WHAT YOU WILL DO →
Copy each line below that contains "content".

Records:
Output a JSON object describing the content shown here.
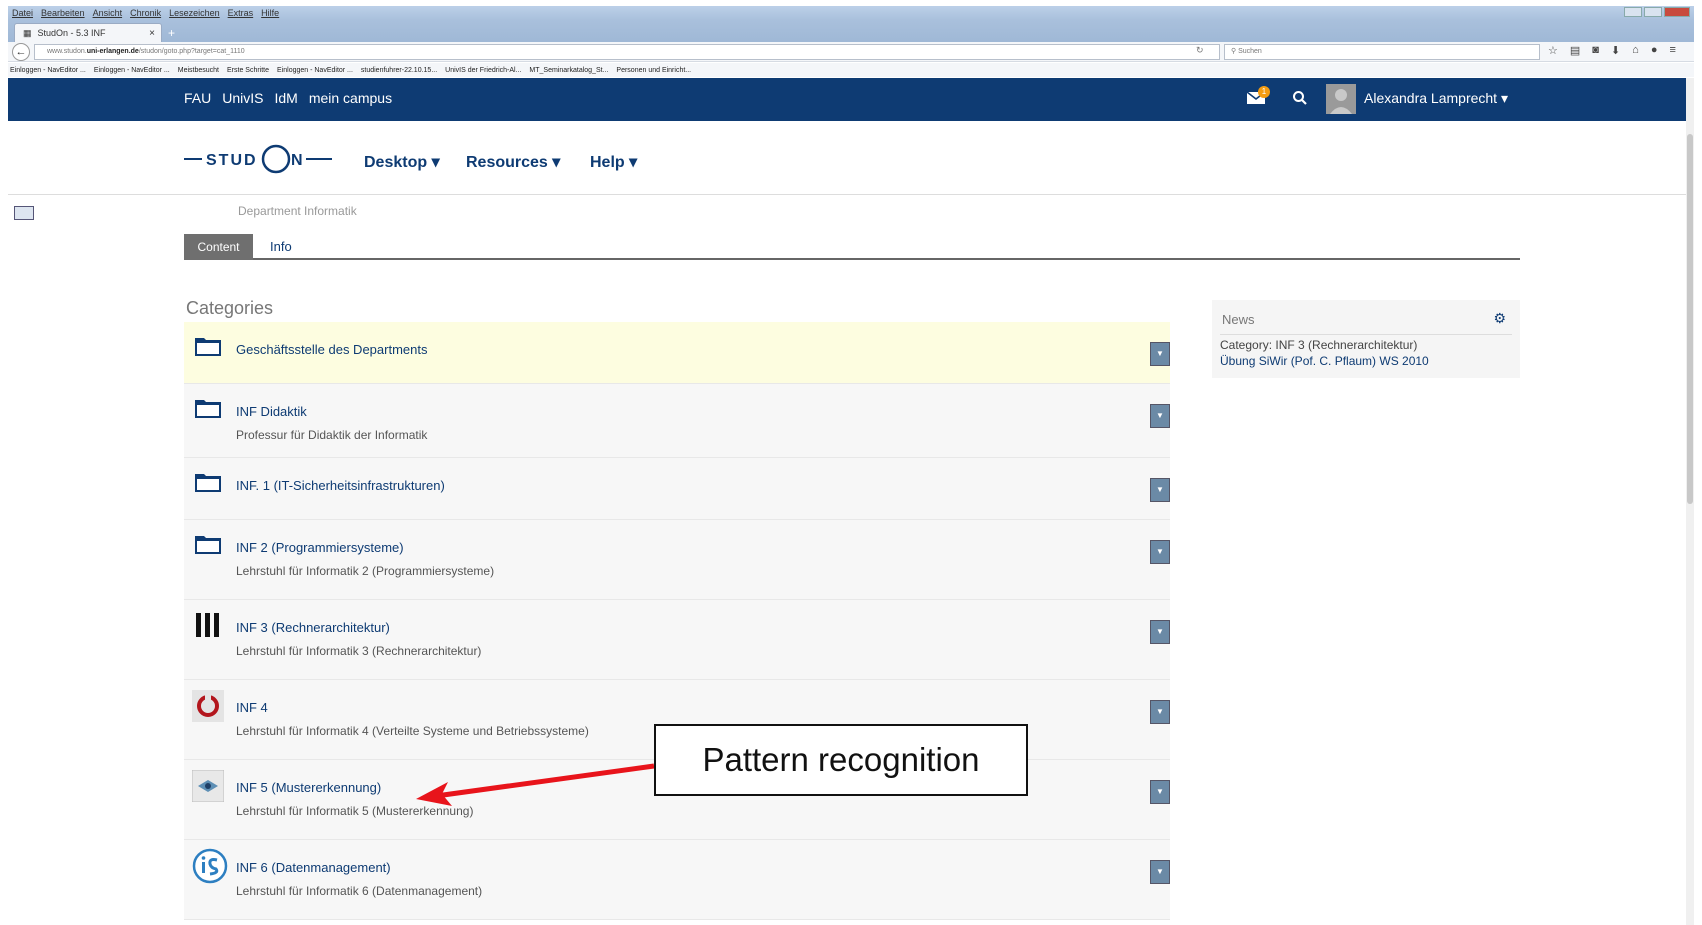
{
  "browser": {
    "menu": [
      "Datei",
      "Bearbeiten",
      "Ansicht",
      "Chronik",
      "Lesezeichen",
      "Extras",
      "Hilfe"
    ],
    "tab_title": "StudOn - 5.3 INF",
    "url_prefix": "www.studon.",
    "url_domain": "uni-erlangen.de",
    "url_path": "/studon/goto.php?target=cat_1110",
    "search_placeholder": "Suchen",
    "bookmarks": [
      "Einloggen - NavEditor ...",
      "Einloggen - NavEditor ...",
      "Meistbesucht",
      "Erste Schritte",
      "Einloggen - NavEditor ...",
      "studienfuhrer-22.10.15...",
      "UnivIS der Friedrich-Al...",
      "MT_Seminarkatalog_St...",
      "Personen und Einricht..."
    ]
  },
  "header": {
    "links": [
      "FAU",
      "UnivIS",
      "IdM",
      "mein campus"
    ],
    "mail_badge": "1",
    "user_name": "Alexandra Lamprecht"
  },
  "nav": {
    "logo_text": "STUD",
    "logo_text2": "N",
    "items": [
      "Desktop",
      "Resources",
      "Help"
    ]
  },
  "breadcrumb_dept": "Department Informatik",
  "tabs": {
    "content": "Content",
    "info": "Info"
  },
  "categories_heading": "Categories",
  "categories": [
    {
      "title": "Geschäftsstelle des Departments",
      "desc": "",
      "icon": "folder-icon"
    },
    {
      "title": "INF Didaktik",
      "desc": "Professur für Didaktik der Informatik",
      "icon": "folder-icon"
    },
    {
      "title": "INF. 1 (IT-Sicherheitsinfrastrukturen)",
      "desc": "",
      "icon": "folder-icon"
    },
    {
      "title": "INF 2 (Programmiersysteme)",
      "desc": "Lehrstuhl für Informatik 2 (Programmiersysteme)",
      "icon": "folder-icon"
    },
    {
      "title": "INF 3 (Rechnerarchitektur)",
      "desc": "Lehrstuhl für Informatik 3 (Rechnerarchitektur)",
      "icon": "three-bars-icon"
    },
    {
      "title": "INF 4",
      "desc": "Lehrstuhl für Informatik 4 (Verteilte Systeme und Betriebssysteme)",
      "icon": "ring-logo-icon"
    },
    {
      "title": "INF 5 (Mustererkennung)",
      "desc": "Lehrstuhl für Informatik 5 (Mustererkennung)",
      "icon": "lme-logo-icon"
    },
    {
      "title": "INF 6 (Datenmanagement)",
      "desc": "Lehrstuhl für Informatik 6 (Datenmanagement)",
      "icon": "is-logo-icon"
    }
  ],
  "news": {
    "heading": "News",
    "category": "Category: INF 3 (Rechnerarchitektur)",
    "link": "Übung SiWir (Pof. C. Pflaum) WS 2010"
  },
  "annotation": "Pattern recognition",
  "colors": {
    "brand_blue": "#0e3b73",
    "highlight_row": "#fdfde0",
    "arrow_red": "#e8141b"
  }
}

EXERCISE OUTPUT →
Output a JSON object describing the content shown here.
    "content": "Content",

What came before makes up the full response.